Exercise brief =
Copy out all the lines in the records that include the word "nélküli".

Entries supplied =
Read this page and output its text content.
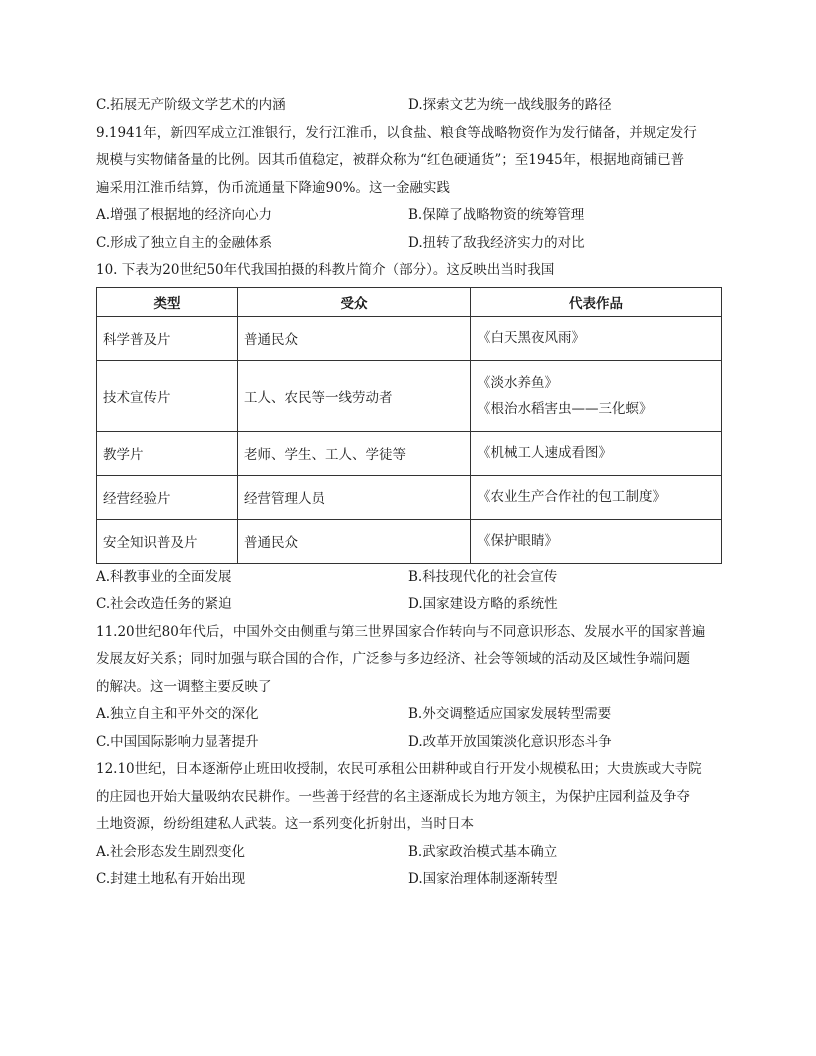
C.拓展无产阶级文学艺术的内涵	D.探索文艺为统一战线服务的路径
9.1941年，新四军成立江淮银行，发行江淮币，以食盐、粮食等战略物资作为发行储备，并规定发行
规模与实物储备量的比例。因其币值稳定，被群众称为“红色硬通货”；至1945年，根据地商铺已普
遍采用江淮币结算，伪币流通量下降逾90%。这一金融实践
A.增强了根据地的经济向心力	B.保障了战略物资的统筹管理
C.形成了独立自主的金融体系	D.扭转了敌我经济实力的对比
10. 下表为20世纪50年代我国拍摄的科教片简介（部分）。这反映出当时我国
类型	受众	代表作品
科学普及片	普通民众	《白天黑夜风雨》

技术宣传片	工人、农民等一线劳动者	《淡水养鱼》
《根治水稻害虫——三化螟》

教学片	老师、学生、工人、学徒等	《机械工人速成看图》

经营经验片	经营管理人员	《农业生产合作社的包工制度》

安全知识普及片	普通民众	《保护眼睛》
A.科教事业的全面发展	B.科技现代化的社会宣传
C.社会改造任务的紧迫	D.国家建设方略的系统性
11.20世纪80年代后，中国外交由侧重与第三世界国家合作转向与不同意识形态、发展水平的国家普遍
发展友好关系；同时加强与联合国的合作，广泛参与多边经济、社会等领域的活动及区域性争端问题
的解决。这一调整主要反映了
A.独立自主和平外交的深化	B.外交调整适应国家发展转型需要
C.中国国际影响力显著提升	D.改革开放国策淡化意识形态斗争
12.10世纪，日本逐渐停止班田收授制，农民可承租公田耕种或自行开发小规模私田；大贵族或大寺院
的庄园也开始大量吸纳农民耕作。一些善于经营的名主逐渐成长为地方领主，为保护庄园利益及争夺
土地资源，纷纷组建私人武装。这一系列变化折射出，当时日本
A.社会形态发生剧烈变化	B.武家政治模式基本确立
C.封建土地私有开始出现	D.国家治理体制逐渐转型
--
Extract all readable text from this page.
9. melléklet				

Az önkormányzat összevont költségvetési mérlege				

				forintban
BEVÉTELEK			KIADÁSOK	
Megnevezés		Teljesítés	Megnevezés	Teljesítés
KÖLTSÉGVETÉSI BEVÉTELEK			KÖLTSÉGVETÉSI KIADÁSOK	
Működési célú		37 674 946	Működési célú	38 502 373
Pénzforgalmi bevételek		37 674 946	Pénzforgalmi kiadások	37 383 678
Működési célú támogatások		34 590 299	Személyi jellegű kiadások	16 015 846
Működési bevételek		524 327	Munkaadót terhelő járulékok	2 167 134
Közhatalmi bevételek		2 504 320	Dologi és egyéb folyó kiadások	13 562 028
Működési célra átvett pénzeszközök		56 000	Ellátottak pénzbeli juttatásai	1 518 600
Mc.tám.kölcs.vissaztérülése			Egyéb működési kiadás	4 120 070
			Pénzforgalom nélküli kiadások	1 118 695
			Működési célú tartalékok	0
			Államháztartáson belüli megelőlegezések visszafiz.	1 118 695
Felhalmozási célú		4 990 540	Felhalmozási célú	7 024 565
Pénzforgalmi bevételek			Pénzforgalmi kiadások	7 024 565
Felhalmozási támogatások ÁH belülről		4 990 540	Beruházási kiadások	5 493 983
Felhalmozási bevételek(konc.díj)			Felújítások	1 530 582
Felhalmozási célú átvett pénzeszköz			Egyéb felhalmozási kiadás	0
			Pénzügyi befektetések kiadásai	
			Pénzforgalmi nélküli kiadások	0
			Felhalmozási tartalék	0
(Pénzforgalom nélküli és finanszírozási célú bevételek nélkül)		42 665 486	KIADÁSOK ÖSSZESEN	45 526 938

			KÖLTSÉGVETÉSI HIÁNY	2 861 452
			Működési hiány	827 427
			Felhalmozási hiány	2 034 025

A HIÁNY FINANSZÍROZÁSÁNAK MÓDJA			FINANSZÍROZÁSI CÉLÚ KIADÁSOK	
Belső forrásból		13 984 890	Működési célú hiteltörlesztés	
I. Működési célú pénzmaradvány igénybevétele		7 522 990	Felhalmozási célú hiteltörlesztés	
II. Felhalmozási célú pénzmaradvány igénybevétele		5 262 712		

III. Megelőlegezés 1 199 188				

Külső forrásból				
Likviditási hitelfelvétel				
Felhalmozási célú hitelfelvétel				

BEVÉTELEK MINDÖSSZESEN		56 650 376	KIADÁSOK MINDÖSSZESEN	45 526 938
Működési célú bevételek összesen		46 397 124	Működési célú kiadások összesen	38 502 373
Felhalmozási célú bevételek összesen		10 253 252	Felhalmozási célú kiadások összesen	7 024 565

Task output =
			Pénzforgalom nélküli kiadások	1 118 695
			Pénzforgalmi nélküli kiadások	0
(Pénzforgalom nélküli és finanszírozási célú bevételek nélkül)		42 665 486	KIADÁSOK ÖSSZESEN	45 526 938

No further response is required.